[Entries with figure data]
☆ ☆ ☆
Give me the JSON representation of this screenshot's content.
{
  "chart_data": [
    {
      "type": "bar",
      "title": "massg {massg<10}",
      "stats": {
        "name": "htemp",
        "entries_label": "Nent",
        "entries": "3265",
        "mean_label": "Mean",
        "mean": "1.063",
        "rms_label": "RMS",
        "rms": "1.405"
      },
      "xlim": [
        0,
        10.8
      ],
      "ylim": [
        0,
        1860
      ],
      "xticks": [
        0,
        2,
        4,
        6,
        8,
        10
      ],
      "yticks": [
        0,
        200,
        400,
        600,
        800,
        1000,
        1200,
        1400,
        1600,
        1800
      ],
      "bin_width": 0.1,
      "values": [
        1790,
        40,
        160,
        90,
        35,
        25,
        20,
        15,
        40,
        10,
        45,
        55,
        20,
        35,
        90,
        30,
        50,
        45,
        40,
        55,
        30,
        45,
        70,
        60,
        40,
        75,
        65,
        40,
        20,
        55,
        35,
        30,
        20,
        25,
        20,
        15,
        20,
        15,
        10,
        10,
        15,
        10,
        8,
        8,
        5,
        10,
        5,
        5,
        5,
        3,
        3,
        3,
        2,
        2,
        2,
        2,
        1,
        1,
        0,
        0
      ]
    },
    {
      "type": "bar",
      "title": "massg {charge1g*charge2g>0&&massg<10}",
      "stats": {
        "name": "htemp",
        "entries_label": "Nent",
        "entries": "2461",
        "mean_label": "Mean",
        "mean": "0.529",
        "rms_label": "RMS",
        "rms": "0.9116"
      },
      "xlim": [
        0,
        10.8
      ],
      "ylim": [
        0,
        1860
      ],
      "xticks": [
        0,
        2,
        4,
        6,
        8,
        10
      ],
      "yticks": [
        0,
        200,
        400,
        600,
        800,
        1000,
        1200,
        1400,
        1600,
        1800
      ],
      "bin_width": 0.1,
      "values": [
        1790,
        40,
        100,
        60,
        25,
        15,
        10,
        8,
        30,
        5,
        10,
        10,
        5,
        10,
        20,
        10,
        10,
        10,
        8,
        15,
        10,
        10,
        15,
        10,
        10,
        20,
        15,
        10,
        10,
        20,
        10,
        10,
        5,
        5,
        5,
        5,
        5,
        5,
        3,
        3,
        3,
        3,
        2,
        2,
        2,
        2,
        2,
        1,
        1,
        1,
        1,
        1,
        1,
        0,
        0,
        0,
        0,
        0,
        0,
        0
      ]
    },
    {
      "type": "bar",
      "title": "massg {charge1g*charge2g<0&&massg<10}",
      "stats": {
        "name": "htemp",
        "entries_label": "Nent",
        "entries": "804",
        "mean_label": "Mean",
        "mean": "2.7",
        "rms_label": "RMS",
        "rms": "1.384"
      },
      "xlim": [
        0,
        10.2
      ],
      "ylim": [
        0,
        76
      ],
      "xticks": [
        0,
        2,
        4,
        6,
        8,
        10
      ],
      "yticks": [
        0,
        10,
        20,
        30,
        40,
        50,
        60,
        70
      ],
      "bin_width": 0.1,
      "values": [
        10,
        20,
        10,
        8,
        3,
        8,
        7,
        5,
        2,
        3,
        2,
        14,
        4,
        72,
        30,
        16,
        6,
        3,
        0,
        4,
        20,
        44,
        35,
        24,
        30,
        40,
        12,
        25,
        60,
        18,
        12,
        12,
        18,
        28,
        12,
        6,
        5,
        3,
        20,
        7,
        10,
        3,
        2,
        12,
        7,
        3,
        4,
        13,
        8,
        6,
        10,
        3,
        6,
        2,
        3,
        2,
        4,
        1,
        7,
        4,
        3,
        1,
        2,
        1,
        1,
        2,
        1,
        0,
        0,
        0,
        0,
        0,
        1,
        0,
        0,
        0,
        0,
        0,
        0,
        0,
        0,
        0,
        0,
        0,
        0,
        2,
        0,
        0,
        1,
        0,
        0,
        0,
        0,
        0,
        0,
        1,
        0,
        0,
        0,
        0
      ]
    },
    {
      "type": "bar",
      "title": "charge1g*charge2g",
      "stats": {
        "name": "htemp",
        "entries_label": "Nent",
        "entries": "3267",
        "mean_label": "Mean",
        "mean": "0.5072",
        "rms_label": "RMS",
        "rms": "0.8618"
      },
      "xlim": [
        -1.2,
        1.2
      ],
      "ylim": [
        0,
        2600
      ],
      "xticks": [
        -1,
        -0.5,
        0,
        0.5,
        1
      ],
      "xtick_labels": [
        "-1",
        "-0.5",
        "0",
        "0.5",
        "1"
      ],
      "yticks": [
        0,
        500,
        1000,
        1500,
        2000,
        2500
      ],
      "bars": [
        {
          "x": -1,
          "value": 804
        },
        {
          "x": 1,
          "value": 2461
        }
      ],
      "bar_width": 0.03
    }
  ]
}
☆ ☆ ☆
Prompt: Output the lines above verbatim and in full.

Task solution:
Give me the JSON representation of this screenshot's content.
{
  "chart_data": [
    {
      "type": "bar",
      "title": "massg {massg<10}",
      "stats": {
        "name": "htemp",
        "entries_label": "Nent",
        "entries": "3265",
        "mean_label": "Mean",
        "mean": "1.063",
        "rms_label": "RMS",
        "rms": "1.405"
      },
      "xlim": [
        0,
        10.8
      ],
      "ylim": [
        0,
        1860
      ],
      "xticks": [
        0,
        2,
        4,
        6,
        8,
        10
      ],
      "yticks": [
        0,
        200,
        400,
        600,
        800,
        1000,
        1200,
        1400,
        1600,
        1800
      ],
      "bin_width": 0.1,
      "values": [
        1790,
        40,
        160,
        90,
        35,
        25,
        20,
        15,
        40,
        10,
        45,
        55,
        20,
        35,
        90,
        30,
        50,
        45,
        40,
        55,
        30,
        45,
        70,
        60,
        40,
        75,
        65,
        40,
        20,
        55,
        35,
        30,
        20,
        25,
        20,
        15,
        20,
        15,
        10,
        10,
        15,
        10,
        8,
        8,
        5,
        10,
        5,
        5,
        5,
        3,
        3,
        3,
        2,
        2,
        2,
        2,
        1,
        1,
        0,
        0
      ]
    },
    {
      "type": "bar",
      "title": "massg {charge1g*charge2g>0&&massg<10}",
      "stats": {
        "name": "htemp",
        "entries_label": "Nent",
        "entries": "2461",
        "mean_label": "Mean",
        "mean": "0.529",
        "rms_label": "RMS",
        "rms": "0.9116"
      },
      "xlim": [
        0,
        10.8
      ],
      "ylim": [
        0,
        1860
      ],
      "xticks": [
        0,
        2,
        4,
        6,
        8,
        10
      ],
      "yticks": [
        0,
        200,
        400,
        600,
        800,
        1000,
        1200,
        1400,
        1600,
        1800
      ],
      "bin_width": 0.1,
      "values": [
        1790,
        40,
        100,
        60,
        25,
        15,
        10,
        8,
        30,
        5,
        10,
        10,
        5,
        10,
        20,
        10,
        10,
        10,
        8,
        15,
        10,
        10,
        15,
        10,
        10,
        20,
        15,
        10,
        10,
        20,
        10,
        10,
        5,
        5,
        5,
        5,
        5,
        5,
        3,
        3,
        3,
        3,
        2,
        2,
        2,
        2,
        2,
        1,
        1,
        1,
        1,
        1,
        1,
        0,
        0,
        0,
        0,
        0,
        0,
        0
      ]
    },
    {
      "type": "bar",
      "title": "massg {charge1g*charge2g<0&&massg<10}",
      "stats": {
        "name": "htemp",
        "entries_label": "Nent",
        "entries": "804",
        "mean_label": "Mean",
        "mean": "2.7",
        "rms_label": "RMS",
        "rms": "1.384"
      },
      "xlim": [
        0,
        10.2
      ],
      "ylim": [
        0,
        76
      ],
      "xticks": [
        0,
        2,
        4,
        6,
        8,
        10
      ],
      "yticks": [
        0,
        10,
        20,
        30,
        40,
        50,
        60,
        70
      ],
      "bin_width": 0.1,
      "values": [
        10,
        20,
        10,
        8,
        3,
        8,
        7,
        5,
        2,
        3,
        2,
        14,
        4,
        72,
        30,
        16,
        6,
        3,
        0,
        4,
        20,
        44,
        35,
        24,
        30,
        40,
        12,
        25,
        60,
        18,
        12,
        12,
        18,
        28,
        12,
        6,
        5,
        3,
        20,
        7,
        10,
        3,
        2,
        12,
        7,
        3,
        4,
        13,
        8,
        6,
        10,
        3,
        6,
        2,
        3,
        2,
        4,
        1,
        7,
        4,
        3,
        1,
        2,
        1,
        1,
        2,
        1,
        0,
        0,
        0,
        0,
        0,
        1,
        0,
        0,
        0,
        0,
        0,
        0,
        0,
        0,
        0,
        0,
        0,
        0,
        2,
        0,
        0,
        1,
        0,
        0,
        0,
        0,
        0,
        0,
        1,
        0,
        0,
        0,
        0
      ]
    },
    {
      "type": "bar",
      "title": "charge1g*charge2g",
      "stats": {
        "name": "htemp",
        "entries_label": "Nent",
        "entries": "3267",
        "mean_label": "Mean",
        "mean": "0.5072",
        "rms_label": "RMS",
        "rms": "0.8618"
      },
      "xlim": [
        -1.2,
        1.2
      ],
      "ylim": [
        0,
        2600
      ],
      "xticks": [
        -1,
        -0.5,
        0,
        0.5,
        1
      ],
      "xtick_labels": [
        "-1",
        "-0.5",
        "0",
        "0.5",
        "1"
      ],
      "yticks": [
        0,
        500,
        1000,
        1500,
        2000,
        2500
      ],
      "bars": [
        {
          "x": -1,
          "value": 804
        },
        {
          "x": 1,
          "value": 2461
        }
      ],
      "bar_width": 0.03
    }
  ]
}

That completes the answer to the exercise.